======== Supplied material

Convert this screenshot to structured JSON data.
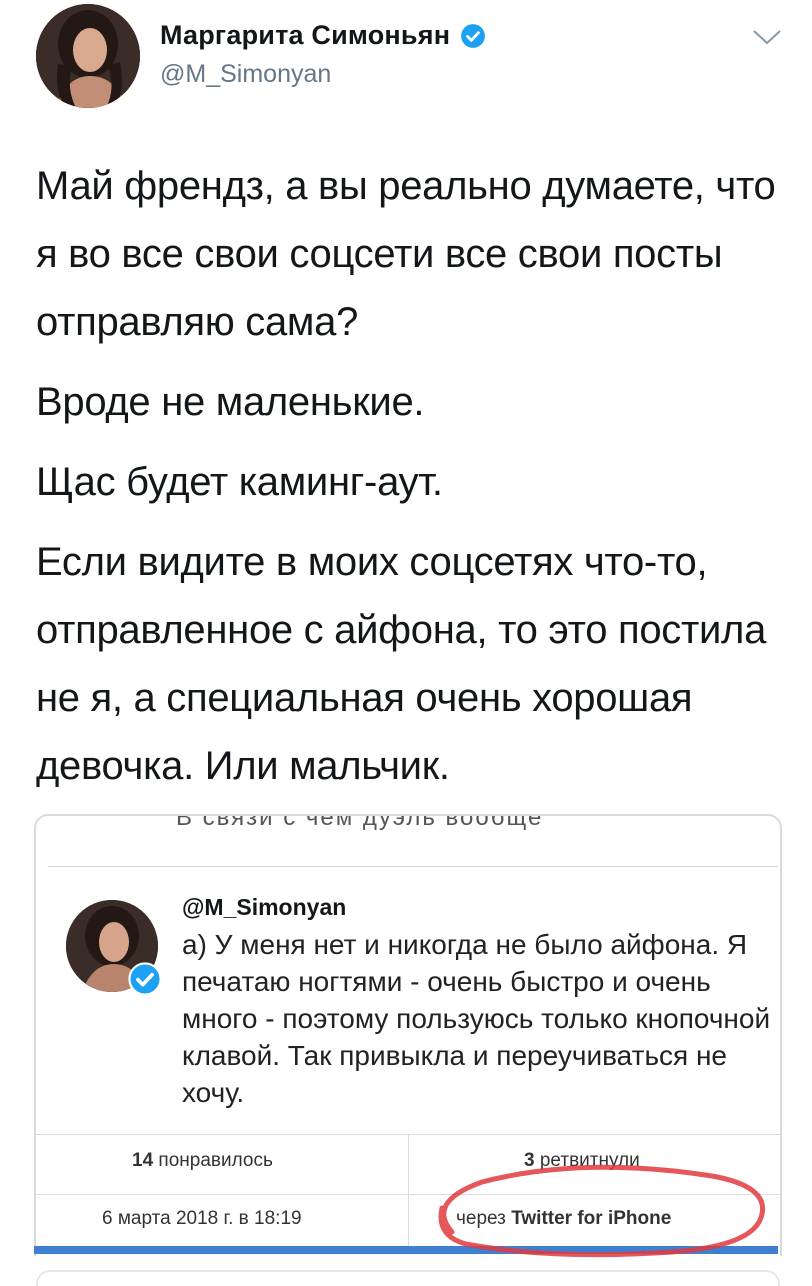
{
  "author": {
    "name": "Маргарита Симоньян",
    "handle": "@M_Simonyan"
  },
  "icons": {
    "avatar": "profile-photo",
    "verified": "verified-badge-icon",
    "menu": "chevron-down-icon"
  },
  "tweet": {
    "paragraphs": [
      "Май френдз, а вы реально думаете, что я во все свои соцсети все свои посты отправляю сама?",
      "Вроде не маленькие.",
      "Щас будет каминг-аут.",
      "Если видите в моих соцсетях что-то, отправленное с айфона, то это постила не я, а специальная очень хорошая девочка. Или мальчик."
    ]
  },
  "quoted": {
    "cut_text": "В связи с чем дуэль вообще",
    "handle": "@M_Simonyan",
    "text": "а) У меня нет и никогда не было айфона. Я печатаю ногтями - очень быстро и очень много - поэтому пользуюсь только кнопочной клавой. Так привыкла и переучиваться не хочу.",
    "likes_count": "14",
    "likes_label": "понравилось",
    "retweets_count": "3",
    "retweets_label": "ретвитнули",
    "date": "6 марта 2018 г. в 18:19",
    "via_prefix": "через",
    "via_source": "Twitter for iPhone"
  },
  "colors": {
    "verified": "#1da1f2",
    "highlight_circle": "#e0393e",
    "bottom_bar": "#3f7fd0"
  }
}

================
======== Supplied material

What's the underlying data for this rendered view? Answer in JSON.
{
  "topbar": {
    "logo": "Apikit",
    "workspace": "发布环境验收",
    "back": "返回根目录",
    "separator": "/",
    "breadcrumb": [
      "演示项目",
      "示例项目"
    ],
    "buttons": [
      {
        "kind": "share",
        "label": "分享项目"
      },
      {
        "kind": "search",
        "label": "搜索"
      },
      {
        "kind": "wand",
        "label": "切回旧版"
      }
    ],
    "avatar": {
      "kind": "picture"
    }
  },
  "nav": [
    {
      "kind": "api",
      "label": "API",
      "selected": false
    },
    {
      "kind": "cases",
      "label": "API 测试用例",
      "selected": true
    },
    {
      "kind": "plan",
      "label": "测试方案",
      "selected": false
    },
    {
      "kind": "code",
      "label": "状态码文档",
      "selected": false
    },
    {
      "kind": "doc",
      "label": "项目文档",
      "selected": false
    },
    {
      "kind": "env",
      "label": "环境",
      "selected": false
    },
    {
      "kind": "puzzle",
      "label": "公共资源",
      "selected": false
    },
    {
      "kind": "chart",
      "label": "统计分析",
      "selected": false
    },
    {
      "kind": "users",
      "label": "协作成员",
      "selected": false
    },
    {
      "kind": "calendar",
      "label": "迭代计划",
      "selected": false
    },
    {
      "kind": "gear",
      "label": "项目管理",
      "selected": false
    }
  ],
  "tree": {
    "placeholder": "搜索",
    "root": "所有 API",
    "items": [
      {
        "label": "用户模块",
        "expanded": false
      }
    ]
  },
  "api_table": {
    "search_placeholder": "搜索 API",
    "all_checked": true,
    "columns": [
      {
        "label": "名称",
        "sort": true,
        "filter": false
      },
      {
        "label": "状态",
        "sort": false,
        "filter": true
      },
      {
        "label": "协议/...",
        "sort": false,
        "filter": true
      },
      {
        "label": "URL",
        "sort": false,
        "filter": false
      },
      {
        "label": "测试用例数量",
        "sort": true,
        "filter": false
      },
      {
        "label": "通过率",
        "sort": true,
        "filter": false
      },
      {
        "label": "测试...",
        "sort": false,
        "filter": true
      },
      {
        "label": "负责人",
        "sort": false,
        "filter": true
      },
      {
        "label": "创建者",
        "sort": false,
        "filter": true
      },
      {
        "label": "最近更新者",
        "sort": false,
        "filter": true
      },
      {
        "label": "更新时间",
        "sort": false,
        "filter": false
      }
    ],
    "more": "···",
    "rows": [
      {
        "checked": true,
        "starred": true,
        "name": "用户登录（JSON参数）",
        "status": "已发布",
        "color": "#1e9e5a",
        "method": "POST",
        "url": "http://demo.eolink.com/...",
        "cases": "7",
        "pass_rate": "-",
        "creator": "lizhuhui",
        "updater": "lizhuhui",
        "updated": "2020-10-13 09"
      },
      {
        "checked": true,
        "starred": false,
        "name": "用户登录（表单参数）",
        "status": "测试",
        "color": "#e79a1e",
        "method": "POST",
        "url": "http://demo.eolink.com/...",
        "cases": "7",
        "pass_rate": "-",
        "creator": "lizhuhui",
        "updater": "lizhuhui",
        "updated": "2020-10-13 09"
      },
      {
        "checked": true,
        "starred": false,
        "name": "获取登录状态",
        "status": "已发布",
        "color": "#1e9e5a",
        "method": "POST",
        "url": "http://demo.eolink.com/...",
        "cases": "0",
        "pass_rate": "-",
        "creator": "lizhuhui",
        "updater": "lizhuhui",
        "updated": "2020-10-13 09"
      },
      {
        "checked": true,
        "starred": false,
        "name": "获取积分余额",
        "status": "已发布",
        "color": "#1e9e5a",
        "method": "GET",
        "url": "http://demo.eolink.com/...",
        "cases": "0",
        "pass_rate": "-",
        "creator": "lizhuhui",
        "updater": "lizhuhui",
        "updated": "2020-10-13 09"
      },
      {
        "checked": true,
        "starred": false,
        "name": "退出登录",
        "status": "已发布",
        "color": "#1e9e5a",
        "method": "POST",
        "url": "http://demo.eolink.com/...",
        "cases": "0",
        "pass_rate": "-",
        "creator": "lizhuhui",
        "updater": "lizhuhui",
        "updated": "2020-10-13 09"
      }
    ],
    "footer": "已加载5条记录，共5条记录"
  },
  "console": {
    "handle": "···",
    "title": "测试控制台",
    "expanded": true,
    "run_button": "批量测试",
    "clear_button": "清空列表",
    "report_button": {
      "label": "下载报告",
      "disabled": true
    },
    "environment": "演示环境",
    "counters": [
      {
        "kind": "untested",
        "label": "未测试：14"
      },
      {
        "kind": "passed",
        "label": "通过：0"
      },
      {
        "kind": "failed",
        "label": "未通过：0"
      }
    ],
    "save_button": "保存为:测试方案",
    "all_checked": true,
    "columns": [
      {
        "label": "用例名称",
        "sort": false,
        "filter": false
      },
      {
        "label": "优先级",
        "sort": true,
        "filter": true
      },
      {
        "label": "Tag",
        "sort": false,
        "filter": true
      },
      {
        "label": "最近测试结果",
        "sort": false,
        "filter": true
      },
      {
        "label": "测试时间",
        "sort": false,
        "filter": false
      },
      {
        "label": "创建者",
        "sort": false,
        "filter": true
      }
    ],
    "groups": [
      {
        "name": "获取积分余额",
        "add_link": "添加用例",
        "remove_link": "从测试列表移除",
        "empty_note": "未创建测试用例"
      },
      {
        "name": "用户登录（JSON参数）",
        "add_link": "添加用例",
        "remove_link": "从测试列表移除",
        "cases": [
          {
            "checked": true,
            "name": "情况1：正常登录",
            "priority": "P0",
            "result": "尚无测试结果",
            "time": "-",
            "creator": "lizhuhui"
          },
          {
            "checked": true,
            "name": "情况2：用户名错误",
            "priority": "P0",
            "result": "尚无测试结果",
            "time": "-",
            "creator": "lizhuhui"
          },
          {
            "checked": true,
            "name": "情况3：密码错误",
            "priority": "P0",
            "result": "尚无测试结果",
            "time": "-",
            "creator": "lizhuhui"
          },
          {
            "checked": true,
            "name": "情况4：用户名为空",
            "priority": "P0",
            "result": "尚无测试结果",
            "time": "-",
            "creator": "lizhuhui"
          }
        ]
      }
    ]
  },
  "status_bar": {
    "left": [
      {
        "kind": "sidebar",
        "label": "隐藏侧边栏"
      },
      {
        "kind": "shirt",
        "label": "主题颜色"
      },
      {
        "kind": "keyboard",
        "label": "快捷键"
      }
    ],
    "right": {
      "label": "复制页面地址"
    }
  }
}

================

### [Task brief]
List every line from the entries above in which "data" appears.

### [Full solution]
Convert this screenshot to structured JSON data.
What's the underlying data for this rendered view? Answer in JSON.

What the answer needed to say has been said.